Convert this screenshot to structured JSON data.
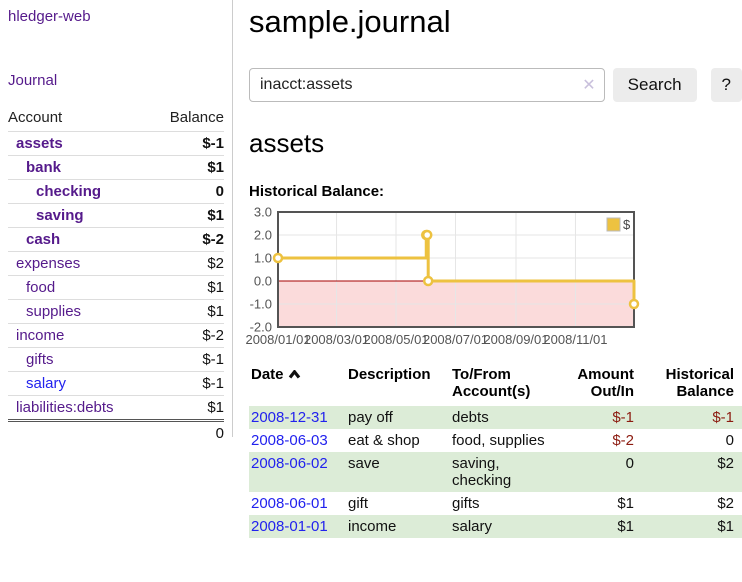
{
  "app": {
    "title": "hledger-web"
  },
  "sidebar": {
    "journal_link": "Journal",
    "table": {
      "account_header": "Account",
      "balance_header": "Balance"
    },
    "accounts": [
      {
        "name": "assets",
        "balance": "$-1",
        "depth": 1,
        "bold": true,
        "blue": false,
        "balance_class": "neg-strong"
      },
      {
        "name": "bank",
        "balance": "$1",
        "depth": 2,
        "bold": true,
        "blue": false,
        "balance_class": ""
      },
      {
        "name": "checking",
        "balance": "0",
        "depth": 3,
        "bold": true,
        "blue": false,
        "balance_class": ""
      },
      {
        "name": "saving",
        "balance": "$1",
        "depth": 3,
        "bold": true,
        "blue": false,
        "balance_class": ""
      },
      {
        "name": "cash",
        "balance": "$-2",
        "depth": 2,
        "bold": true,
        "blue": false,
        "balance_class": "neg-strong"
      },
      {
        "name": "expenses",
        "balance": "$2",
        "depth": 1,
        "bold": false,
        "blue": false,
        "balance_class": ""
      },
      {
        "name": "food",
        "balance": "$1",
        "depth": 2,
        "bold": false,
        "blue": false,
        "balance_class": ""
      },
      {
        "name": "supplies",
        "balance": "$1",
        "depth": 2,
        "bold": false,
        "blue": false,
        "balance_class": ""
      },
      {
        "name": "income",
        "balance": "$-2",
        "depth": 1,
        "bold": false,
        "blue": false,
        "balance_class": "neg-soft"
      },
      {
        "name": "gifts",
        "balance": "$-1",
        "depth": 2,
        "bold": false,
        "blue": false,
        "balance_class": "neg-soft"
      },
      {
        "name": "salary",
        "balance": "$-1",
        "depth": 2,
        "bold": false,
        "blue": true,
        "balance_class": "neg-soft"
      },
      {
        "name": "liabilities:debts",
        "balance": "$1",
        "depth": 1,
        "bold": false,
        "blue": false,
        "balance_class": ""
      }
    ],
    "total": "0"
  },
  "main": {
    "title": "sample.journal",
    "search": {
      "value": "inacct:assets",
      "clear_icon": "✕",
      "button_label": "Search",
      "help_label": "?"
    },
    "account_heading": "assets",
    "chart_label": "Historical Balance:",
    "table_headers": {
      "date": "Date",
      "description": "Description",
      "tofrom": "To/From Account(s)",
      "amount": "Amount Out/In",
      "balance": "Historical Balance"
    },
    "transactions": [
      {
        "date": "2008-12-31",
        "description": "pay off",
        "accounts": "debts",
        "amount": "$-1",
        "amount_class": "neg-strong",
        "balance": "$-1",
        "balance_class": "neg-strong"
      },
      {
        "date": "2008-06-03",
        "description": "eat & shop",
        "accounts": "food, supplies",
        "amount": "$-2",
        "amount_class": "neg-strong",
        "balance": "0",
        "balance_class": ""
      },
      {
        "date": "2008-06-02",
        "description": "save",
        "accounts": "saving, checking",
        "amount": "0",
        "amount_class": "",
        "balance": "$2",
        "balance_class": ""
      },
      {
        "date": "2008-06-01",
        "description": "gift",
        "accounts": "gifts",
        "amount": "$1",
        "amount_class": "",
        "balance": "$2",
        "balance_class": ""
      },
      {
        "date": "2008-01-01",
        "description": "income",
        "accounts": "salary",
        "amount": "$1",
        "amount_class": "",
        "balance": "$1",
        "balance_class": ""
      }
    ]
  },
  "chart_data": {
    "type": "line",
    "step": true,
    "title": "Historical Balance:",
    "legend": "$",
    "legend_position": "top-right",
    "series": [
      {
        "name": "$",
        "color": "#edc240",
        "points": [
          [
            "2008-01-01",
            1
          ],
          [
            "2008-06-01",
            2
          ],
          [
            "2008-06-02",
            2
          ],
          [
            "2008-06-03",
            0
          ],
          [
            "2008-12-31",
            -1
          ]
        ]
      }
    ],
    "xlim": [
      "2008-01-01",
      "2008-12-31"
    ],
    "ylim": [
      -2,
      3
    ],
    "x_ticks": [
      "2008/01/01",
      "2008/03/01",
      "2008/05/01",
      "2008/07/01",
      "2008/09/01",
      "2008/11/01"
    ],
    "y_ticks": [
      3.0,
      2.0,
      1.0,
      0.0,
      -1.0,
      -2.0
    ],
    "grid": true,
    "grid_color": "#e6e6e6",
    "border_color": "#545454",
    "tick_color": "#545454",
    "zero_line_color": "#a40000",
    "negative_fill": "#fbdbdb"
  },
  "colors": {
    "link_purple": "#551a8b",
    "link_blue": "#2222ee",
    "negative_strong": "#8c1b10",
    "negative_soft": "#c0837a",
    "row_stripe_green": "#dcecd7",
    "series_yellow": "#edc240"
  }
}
####
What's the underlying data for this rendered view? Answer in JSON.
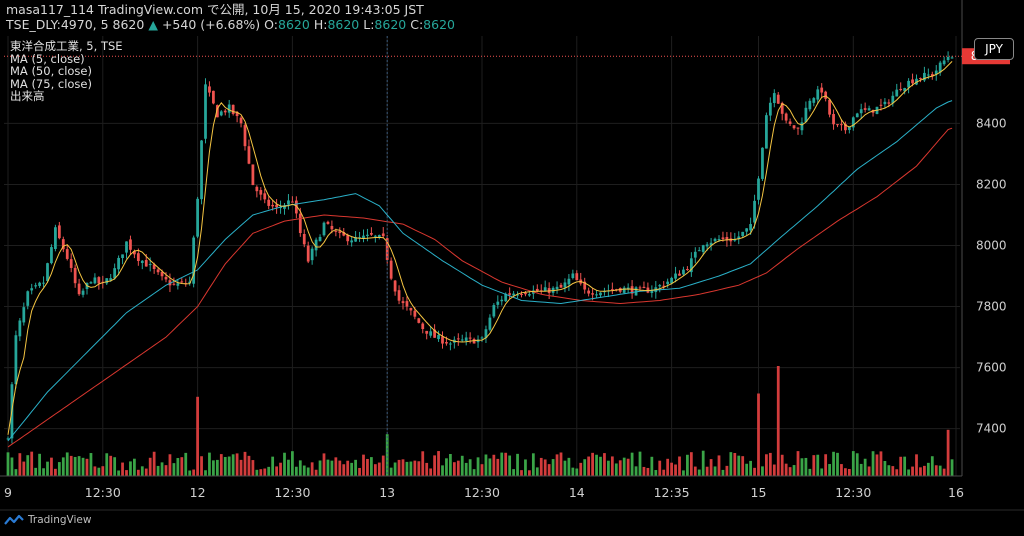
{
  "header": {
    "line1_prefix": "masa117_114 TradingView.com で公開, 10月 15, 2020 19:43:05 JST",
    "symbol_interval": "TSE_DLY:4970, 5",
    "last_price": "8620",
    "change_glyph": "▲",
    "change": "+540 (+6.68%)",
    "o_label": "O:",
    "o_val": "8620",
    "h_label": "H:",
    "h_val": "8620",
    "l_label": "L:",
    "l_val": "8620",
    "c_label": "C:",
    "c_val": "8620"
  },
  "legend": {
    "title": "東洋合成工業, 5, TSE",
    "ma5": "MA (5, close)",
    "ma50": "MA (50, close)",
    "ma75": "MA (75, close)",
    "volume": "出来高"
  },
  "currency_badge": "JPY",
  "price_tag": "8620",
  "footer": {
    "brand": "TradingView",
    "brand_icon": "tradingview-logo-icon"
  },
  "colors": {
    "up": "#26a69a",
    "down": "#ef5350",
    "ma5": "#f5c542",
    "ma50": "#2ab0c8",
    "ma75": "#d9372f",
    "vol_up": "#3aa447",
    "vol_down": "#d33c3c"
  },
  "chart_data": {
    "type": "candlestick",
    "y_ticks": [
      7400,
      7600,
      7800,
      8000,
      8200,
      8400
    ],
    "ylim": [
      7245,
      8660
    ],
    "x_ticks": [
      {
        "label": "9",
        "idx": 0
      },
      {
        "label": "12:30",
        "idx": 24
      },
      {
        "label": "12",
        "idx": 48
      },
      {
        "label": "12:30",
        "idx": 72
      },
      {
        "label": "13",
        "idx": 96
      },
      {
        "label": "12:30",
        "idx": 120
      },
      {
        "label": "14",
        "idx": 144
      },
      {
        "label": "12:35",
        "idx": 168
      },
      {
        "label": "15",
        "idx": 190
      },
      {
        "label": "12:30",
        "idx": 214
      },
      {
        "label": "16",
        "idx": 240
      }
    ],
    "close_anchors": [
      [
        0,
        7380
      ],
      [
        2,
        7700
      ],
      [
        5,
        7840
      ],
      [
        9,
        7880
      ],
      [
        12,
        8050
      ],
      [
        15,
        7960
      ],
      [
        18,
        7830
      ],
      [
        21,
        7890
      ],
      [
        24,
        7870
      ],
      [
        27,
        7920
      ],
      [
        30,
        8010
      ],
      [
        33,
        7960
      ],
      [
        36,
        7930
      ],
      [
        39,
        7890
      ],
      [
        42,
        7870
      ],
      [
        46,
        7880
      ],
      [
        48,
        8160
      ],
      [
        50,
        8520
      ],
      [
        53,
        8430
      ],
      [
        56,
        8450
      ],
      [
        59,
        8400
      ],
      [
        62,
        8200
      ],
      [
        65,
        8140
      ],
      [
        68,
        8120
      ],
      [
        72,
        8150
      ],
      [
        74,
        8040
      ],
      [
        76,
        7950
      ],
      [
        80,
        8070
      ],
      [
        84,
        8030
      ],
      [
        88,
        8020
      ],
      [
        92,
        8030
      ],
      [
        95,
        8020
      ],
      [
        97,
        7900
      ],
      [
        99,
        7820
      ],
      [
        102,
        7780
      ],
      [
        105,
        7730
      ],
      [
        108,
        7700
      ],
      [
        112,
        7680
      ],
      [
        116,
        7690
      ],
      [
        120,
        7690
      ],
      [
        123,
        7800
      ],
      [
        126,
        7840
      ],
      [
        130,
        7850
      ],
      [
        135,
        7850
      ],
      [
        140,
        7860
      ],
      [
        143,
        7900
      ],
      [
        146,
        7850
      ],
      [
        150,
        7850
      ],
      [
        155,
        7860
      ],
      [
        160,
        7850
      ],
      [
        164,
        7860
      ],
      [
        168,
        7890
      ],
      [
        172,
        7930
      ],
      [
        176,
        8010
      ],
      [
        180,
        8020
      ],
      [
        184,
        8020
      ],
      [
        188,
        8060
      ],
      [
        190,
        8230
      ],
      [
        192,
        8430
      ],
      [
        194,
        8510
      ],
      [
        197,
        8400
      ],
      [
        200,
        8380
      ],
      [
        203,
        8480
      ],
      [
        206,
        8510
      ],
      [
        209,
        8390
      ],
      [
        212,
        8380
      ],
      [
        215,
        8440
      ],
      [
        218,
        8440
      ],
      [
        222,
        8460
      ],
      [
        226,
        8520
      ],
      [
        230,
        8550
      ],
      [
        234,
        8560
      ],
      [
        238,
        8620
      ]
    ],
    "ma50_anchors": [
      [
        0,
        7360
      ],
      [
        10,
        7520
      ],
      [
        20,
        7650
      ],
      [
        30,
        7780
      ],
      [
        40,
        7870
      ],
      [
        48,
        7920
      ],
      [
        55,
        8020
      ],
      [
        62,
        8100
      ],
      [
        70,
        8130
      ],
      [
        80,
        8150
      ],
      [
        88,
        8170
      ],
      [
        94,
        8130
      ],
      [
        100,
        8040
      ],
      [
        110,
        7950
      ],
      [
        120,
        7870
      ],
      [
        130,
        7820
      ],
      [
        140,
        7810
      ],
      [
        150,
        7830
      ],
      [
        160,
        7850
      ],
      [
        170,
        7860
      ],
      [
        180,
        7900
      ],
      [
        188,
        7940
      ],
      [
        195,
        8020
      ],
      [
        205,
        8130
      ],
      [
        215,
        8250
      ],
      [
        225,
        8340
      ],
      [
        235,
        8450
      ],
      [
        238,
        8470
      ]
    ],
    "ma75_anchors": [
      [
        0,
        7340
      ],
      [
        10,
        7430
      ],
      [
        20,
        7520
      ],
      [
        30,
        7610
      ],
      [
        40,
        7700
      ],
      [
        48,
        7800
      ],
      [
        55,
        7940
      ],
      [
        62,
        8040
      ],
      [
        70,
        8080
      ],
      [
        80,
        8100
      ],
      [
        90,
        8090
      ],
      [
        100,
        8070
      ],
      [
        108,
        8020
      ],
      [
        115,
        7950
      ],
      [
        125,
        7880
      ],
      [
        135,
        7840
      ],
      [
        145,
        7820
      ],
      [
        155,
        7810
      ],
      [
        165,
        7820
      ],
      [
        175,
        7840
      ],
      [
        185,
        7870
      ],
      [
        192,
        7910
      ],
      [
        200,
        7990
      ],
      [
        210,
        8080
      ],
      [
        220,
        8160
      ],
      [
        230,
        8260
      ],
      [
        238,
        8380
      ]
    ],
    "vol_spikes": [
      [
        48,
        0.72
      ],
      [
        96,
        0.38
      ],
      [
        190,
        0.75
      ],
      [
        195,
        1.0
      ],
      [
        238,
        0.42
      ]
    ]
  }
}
####
● Objective: Scan the records above for the string "supplies", then report every line that contains it.

● Solution for this exercise:
        "name": "supplies",
        "accounts": "food, supplies",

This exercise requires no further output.